Entries with figure data:
--- begin ---
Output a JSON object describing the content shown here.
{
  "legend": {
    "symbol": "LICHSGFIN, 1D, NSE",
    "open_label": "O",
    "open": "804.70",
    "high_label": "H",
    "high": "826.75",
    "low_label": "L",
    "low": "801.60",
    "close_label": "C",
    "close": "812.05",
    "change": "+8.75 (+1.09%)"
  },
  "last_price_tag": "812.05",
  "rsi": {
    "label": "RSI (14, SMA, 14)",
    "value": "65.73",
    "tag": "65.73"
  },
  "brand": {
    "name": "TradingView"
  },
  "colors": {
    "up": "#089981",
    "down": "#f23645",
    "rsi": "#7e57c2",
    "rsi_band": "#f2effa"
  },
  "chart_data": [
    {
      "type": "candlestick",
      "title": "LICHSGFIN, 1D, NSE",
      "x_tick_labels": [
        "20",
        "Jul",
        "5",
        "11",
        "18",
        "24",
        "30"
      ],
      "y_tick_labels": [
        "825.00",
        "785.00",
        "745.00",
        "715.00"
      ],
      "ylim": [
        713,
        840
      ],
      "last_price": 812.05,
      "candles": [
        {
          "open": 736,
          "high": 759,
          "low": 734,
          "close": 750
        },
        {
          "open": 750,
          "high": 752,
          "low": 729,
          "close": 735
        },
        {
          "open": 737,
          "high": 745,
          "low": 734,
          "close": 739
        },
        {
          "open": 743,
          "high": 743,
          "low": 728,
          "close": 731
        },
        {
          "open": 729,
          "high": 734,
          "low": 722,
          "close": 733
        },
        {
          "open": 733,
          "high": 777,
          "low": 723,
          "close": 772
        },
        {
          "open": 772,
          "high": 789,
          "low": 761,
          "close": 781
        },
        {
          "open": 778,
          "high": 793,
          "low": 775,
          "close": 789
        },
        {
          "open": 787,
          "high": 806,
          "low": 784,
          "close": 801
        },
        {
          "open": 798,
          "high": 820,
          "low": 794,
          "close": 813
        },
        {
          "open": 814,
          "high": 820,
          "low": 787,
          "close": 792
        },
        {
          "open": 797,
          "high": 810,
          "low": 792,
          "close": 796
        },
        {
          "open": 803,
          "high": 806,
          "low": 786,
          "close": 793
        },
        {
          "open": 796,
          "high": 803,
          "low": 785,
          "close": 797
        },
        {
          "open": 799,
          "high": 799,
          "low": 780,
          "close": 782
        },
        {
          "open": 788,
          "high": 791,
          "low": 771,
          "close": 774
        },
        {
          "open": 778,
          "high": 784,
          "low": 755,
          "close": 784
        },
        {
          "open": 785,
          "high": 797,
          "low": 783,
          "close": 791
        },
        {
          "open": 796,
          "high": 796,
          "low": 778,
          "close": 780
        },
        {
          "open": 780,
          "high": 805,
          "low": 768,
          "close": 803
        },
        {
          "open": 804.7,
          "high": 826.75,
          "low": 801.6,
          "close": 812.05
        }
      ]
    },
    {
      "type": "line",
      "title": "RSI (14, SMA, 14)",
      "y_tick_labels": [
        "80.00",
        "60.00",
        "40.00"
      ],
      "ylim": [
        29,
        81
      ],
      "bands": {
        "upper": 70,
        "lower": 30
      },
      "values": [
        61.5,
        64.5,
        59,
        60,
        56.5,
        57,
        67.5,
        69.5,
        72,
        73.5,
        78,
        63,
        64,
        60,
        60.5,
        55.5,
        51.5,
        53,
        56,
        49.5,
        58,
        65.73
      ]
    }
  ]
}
--- end ---
What you are asked to do:
Among the entries above, how many lines hold the string "title"? Respond with nothing but the number.

Right answer:
2